*Entries from a visual dataset*
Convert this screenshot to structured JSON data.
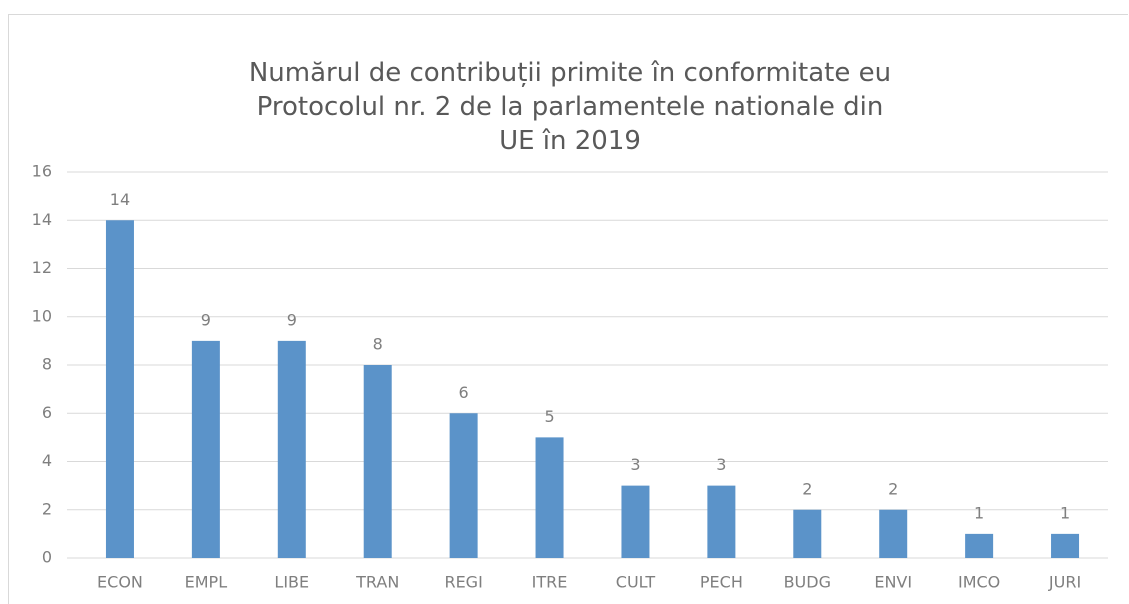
{
  "chart_data": {
    "type": "bar",
    "title": "Numărul de contribuții primite în conformitate eu Protocolul nr. 2 de la parlamentele nationale din UE în 2019",
    "categories": [
      "ECON",
      "EMPL",
      "LIBE",
      "TRAN",
      "REGI",
      "ITRE",
      "CULT",
      "PECH",
      "BUDG",
      "ENVI",
      "IMCO",
      "JURI"
    ],
    "values": [
      14,
      9,
      9,
      8,
      6,
      5,
      3,
      3,
      2,
      2,
      1,
      1
    ],
    "color": "#5b93c9",
    "ylim": [
      0,
      16
    ],
    "yticks": [
      0,
      2,
      4,
      6,
      8,
      10,
      12,
      14,
      16
    ],
    "grid": true
  }
}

*WHAT YOU NEED TO DO*
Reproduce the full listing faithfully, but do not carry over any pictures.

*THE COMPLETED TASK*
Convert this screenshot to structured JSON data.
{
  "chart_data": {
    "type": "bar",
    "title": "Numărul de contribuții primite în conformitate eu Protocolul nr. 2 de la parlamentele nationale din UE în 2019",
    "categories": [
      "ECON",
      "EMPL",
      "LIBE",
      "TRAN",
      "REGI",
      "ITRE",
      "CULT",
      "PECH",
      "BUDG",
      "ENVI",
      "IMCO",
      "JURI"
    ],
    "values": [
      14,
      9,
      9,
      8,
      6,
      5,
      3,
      3,
      2,
      2,
      1,
      1
    ],
    "color": "#5b93c9",
    "ylim": [
      0,
      16
    ],
    "yticks": [
      0,
      2,
      4,
      6,
      8,
      10,
      12,
      14,
      16
    ],
    "grid": true
  }
}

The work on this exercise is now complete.